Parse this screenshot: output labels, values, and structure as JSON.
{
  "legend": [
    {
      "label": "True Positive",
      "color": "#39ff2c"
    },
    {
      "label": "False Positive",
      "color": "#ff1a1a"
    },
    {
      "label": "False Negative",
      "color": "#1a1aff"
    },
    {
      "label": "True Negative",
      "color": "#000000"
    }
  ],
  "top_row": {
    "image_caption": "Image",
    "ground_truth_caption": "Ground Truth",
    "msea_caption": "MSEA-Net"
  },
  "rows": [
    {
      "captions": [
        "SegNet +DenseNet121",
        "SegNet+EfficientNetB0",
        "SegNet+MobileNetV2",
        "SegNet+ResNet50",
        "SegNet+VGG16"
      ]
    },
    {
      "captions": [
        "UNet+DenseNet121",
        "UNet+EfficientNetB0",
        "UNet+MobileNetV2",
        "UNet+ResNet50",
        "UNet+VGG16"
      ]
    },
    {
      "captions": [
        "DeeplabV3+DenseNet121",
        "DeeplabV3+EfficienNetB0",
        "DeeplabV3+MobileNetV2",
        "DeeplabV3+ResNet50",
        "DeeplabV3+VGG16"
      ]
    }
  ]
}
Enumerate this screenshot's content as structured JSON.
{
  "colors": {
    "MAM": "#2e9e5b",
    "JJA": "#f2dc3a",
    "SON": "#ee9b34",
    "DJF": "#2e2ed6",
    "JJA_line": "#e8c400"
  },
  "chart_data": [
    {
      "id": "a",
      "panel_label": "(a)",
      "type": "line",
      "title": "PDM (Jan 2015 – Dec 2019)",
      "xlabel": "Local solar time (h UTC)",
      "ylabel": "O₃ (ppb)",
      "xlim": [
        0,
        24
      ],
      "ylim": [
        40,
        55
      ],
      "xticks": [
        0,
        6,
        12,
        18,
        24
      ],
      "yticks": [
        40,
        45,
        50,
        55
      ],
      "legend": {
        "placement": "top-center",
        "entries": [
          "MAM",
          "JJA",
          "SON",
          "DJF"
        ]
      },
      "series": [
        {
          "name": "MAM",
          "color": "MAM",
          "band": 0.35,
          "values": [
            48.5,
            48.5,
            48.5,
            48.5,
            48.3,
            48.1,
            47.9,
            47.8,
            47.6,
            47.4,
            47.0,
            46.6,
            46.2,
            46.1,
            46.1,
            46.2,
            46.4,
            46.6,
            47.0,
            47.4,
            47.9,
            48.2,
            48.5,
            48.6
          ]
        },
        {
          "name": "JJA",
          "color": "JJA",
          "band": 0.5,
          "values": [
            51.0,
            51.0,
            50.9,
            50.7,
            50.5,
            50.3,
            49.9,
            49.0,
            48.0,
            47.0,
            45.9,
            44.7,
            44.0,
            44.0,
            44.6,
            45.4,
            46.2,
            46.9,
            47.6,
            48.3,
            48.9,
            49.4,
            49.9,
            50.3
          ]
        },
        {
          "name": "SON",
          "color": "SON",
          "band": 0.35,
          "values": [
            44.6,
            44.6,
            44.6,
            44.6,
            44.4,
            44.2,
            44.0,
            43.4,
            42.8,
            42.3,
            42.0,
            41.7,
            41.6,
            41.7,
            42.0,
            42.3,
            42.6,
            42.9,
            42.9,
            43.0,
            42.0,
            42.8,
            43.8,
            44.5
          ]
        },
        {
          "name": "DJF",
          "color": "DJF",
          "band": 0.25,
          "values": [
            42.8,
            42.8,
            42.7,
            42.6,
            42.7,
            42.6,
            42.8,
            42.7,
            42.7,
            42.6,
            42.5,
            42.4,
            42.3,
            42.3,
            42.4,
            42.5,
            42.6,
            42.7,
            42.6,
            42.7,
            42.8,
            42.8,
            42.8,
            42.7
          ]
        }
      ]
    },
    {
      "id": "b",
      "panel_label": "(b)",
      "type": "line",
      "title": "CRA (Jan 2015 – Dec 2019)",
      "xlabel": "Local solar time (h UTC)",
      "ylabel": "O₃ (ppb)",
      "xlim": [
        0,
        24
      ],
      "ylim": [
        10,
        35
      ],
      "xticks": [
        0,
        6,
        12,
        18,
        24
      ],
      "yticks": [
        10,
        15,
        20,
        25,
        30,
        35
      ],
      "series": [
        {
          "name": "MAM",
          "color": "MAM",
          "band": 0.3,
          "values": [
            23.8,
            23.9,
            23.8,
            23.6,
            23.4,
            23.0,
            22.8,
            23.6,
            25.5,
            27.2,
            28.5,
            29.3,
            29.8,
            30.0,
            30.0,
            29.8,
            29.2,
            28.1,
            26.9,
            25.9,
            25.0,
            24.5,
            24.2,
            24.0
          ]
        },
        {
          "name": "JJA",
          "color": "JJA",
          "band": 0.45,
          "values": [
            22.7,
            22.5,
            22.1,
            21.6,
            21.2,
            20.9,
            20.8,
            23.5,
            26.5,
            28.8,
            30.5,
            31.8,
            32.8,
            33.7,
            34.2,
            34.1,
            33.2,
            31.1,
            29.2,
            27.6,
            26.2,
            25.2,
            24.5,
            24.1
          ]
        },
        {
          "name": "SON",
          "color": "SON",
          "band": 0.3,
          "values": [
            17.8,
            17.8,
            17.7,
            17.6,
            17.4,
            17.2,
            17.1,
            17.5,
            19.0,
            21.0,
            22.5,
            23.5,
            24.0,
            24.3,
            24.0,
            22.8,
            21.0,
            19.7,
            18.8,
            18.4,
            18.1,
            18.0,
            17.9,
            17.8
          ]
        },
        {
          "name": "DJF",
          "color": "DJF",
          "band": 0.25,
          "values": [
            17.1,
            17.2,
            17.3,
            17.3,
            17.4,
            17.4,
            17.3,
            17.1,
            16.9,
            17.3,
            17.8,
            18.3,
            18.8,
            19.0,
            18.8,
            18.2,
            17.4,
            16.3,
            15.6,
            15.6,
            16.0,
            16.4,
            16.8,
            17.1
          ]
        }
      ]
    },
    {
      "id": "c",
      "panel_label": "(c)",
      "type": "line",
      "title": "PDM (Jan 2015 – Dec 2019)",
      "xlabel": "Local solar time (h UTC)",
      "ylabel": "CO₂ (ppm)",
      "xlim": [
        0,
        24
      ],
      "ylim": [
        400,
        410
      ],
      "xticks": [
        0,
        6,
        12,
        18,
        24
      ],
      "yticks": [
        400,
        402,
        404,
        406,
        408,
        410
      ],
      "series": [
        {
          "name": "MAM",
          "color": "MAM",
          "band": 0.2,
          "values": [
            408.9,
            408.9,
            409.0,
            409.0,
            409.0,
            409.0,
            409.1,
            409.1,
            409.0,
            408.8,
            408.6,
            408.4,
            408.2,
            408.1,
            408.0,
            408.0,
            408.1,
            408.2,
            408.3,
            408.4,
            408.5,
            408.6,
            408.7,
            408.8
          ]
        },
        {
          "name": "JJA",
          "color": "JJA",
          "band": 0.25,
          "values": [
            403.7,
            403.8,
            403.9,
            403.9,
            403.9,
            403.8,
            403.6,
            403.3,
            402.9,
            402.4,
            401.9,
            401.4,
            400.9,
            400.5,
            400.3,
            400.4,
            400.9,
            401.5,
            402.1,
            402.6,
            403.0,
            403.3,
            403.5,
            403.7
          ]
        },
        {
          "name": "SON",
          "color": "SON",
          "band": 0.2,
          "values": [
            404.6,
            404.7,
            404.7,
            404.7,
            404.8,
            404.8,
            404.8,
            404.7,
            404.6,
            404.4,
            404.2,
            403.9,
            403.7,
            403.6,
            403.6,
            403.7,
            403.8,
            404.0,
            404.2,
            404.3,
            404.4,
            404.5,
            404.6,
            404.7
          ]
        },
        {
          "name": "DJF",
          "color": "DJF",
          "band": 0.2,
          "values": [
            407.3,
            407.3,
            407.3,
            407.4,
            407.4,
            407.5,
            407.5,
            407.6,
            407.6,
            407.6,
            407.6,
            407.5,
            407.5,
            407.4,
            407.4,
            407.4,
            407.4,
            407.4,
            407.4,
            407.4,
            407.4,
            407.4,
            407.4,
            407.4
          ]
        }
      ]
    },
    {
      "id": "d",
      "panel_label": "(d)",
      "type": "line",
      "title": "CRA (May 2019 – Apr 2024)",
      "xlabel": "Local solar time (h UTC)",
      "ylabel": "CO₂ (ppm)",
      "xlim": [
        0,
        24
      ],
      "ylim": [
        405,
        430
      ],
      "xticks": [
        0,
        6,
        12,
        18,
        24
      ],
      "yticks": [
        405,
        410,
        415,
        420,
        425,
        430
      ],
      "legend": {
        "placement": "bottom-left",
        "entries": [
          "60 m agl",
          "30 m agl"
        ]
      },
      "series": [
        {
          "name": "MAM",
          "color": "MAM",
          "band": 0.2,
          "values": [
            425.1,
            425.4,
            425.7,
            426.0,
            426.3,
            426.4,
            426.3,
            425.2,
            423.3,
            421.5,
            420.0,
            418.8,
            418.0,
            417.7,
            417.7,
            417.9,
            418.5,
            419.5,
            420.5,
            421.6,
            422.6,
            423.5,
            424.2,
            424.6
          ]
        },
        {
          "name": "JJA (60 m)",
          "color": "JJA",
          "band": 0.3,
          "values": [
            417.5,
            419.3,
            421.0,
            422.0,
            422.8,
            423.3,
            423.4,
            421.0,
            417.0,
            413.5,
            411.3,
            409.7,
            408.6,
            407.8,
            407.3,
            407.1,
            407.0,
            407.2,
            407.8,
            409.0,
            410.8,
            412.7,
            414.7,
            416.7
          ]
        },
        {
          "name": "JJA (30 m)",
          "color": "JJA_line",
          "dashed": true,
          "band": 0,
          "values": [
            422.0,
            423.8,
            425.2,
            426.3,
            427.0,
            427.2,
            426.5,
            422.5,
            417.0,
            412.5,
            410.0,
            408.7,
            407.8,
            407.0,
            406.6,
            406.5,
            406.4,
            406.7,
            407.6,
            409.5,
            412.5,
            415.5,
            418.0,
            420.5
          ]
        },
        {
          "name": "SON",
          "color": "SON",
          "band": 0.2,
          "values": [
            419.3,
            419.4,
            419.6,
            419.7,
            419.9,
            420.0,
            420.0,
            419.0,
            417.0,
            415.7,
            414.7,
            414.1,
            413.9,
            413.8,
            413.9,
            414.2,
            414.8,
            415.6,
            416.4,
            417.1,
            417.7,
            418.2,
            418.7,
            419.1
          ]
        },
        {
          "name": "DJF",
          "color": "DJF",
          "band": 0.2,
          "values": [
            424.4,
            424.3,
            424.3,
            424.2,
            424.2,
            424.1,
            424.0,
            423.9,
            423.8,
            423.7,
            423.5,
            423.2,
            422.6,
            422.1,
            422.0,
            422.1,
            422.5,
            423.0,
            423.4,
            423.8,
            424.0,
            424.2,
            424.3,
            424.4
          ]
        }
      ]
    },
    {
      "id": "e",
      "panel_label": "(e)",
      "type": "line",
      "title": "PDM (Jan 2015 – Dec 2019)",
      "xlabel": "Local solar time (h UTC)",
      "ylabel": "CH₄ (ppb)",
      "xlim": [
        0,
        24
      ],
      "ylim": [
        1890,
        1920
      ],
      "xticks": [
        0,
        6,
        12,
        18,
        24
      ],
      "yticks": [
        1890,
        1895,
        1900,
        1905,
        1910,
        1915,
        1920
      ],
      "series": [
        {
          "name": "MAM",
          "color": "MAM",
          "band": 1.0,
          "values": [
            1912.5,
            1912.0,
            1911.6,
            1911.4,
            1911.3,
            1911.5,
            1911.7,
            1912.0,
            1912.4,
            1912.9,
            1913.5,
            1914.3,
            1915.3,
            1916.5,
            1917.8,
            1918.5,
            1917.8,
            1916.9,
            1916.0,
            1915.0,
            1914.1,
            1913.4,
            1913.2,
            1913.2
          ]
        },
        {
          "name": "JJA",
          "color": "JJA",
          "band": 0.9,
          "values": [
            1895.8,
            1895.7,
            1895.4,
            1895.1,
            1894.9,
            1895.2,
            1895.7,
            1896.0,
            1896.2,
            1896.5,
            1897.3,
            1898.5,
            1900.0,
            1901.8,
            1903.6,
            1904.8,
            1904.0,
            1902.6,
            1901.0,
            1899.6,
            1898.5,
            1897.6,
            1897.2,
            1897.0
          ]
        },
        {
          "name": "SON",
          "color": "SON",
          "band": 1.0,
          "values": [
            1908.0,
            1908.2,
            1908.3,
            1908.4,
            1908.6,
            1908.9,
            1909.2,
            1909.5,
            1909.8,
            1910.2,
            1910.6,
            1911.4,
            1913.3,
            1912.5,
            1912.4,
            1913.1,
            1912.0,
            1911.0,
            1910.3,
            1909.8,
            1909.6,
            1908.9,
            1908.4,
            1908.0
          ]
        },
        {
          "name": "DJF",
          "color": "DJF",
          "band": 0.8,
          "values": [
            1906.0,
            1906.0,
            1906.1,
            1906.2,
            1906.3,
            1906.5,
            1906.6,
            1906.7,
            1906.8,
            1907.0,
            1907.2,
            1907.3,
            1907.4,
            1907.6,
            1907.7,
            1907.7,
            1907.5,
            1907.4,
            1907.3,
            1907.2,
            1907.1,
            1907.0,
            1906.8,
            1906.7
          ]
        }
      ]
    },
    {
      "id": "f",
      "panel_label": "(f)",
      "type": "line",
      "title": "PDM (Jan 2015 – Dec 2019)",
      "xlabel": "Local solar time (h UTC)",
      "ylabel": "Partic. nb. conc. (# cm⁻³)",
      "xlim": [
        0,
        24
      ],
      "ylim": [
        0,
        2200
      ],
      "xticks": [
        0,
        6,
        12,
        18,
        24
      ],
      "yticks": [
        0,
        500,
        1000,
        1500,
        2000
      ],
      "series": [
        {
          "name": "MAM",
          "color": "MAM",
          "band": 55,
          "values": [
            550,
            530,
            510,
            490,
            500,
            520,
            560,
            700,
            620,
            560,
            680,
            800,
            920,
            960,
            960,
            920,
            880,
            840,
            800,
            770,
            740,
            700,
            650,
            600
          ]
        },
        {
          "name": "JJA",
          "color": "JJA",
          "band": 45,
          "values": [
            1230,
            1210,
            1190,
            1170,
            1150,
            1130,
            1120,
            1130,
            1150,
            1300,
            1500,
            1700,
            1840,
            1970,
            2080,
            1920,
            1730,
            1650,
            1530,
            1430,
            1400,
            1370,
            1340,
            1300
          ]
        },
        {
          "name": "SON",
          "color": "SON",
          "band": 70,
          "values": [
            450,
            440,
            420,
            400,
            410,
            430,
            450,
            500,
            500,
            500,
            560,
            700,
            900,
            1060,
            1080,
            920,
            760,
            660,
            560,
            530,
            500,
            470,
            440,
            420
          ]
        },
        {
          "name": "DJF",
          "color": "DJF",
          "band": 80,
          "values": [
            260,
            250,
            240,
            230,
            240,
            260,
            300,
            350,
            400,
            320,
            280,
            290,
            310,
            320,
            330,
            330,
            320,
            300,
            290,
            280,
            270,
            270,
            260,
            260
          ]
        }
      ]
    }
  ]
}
============================================================
Scan the material above for the string "Positive" and return the lines that hold it.

(ANSWER)
      "label": "True Positive",
      "label": "False Positive",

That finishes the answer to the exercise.